# START OF Task material
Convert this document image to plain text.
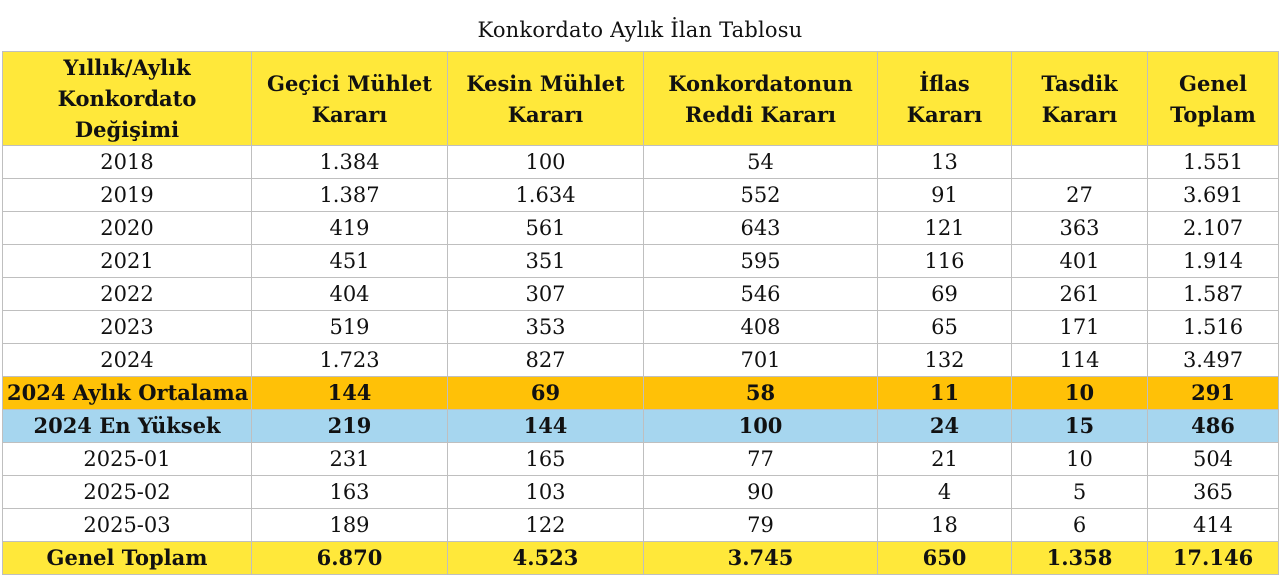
Konkordato Aylık İlan Tablosu
Yıllık/Aylık Konkordato Değişimi	Geçici Mühlet Kararı	Kesin Mühlet Kararı	Konkordatonun Reddi Kararı	İflas Kararı	Tasdik Kararı	Genel Toplam
2018	1.384	100	54	13		1.551
2019	1.387	1.634	552	91	27	3.691
2020	419	561	643	121	363	2.107
2021	451	351	595	116	401	1.914
2022	404	307	546	69	261	1.587
2023	519	353	408	65	171	1.516
2024	1.723	827	701	132	114	3.497
2024 Aylık Ortalama	144	69	58	11	10	291
2024 En Yüksek	219	144	100	24	15	486
2025-01	231	165	77	21	10	504
2025-02	163	103	90	4	5	365
2025-03	189	122	79	18	6	414
Genel Toplam	6.870	4.523	3.745	650	1.358	17.146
# END OF Task material
Given request.
Find the word "Genel" and list each line it appears in.

Solution.
Yıllık/Aylık Konkordato Değişimi	Geçici Mühlet Kararı	Kesin Mühlet Kararı	Konkordatonun Reddi Kararı	İflas Kararı	Tasdik Kararı	Genel Toplam
Genel Toplam	6.870	4.523	3.745	650	1.358	17.146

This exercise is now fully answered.